# [A run of records]
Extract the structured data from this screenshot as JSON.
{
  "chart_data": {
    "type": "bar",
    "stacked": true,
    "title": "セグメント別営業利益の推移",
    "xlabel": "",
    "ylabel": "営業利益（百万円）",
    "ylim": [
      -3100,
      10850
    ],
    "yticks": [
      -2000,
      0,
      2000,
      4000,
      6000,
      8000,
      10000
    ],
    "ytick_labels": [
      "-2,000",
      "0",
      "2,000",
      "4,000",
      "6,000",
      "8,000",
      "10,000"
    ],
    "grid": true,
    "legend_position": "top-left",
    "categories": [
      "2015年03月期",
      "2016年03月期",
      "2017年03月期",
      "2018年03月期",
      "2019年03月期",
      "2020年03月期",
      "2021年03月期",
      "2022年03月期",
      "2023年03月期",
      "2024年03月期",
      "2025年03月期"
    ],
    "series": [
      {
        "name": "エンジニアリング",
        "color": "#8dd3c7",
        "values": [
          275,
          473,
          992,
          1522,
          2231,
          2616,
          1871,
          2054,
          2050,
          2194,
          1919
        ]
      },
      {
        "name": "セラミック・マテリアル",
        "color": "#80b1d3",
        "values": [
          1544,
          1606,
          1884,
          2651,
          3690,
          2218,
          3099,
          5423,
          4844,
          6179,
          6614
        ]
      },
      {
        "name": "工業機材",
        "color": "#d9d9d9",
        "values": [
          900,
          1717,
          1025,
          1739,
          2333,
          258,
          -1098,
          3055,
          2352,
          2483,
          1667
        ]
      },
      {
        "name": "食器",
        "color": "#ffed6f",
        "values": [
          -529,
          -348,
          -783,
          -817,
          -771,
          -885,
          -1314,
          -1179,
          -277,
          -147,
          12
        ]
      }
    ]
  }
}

--

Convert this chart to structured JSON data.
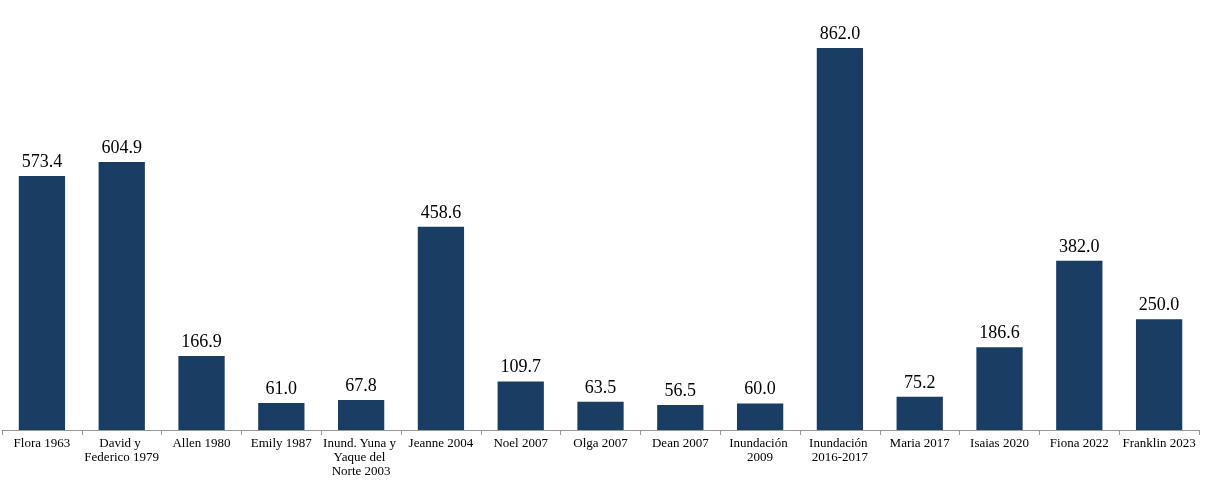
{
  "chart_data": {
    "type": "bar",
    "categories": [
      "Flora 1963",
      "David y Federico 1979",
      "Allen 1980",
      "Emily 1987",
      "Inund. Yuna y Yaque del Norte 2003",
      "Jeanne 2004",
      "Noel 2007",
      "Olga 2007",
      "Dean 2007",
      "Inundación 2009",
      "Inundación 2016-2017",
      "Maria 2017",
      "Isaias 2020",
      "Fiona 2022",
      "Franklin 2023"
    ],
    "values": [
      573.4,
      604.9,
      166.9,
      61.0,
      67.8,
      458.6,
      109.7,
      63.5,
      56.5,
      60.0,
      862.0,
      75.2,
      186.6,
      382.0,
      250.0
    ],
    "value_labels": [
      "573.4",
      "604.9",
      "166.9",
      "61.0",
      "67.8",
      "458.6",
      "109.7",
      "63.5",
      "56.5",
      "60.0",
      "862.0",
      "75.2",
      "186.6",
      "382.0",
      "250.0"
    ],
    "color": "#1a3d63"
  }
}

# [WRITTEN REQUEST]
Find the word "JSON" in the data and copy out each line where it turns up.

# [SOLUTION TO THIS PROBLEM]
Extract the structured data from this screenshot as JSON.
Convert this chart to structured JSON data.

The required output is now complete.